◆ EXERCISE DESCRIPTION
Copy out all lines of the records in which the word "历年营收" appears.

⁂

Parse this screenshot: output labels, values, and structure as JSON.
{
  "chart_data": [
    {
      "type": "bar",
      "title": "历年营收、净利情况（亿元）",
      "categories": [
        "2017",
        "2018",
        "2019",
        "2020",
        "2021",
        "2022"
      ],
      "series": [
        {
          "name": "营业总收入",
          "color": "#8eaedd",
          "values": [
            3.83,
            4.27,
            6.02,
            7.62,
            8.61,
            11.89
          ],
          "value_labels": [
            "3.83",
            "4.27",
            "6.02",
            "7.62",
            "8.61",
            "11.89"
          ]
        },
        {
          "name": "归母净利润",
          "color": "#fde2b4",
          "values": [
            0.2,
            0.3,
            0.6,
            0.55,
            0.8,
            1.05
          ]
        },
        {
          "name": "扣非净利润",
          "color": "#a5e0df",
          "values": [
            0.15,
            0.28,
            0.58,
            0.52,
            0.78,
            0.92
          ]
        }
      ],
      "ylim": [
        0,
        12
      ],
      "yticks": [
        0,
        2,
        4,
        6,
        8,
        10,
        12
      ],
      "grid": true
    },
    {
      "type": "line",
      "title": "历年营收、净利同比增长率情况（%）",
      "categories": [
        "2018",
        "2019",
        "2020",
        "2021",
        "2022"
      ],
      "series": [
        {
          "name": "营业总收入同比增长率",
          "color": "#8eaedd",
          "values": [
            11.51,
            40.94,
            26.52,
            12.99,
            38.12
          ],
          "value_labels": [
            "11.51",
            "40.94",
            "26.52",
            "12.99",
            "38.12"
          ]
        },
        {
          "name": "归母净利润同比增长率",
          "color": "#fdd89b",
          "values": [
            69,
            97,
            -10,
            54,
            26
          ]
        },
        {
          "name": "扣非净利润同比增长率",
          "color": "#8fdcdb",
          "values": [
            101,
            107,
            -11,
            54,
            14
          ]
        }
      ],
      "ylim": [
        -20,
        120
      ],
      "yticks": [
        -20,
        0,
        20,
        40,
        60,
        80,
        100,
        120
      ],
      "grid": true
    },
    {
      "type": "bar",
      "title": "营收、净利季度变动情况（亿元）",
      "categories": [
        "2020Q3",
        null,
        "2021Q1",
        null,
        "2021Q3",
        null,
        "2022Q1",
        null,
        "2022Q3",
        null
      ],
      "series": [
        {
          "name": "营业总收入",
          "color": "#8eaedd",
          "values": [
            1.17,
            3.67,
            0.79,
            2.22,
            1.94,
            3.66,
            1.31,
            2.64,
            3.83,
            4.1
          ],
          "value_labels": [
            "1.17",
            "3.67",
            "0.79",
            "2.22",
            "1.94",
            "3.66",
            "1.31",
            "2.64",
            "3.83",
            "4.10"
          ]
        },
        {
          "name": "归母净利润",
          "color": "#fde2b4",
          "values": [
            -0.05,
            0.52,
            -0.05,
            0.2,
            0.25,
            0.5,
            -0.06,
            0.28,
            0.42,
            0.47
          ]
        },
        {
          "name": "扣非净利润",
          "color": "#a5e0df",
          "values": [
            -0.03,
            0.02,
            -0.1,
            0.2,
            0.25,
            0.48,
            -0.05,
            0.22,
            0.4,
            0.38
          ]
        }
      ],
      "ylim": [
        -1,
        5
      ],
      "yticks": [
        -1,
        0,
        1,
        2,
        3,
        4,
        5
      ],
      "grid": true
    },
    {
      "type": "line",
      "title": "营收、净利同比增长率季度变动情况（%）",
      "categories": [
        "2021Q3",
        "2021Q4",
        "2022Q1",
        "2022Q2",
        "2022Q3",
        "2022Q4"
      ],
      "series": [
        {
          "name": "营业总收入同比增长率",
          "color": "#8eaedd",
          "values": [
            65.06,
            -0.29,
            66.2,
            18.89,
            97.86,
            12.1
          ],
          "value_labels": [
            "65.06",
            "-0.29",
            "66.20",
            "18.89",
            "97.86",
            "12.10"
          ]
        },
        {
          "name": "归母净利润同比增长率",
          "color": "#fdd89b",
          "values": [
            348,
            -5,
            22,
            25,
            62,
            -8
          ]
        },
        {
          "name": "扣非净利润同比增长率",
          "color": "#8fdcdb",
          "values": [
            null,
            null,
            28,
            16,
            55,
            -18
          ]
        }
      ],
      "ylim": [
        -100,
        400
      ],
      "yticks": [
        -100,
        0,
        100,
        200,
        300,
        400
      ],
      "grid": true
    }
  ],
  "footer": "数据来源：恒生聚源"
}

⁂

◆ SOLVED EXERCISE
      "title": "历年营收、净利情况（亿元）",
      "title": "历年营收、净利同比增长率情况（%）",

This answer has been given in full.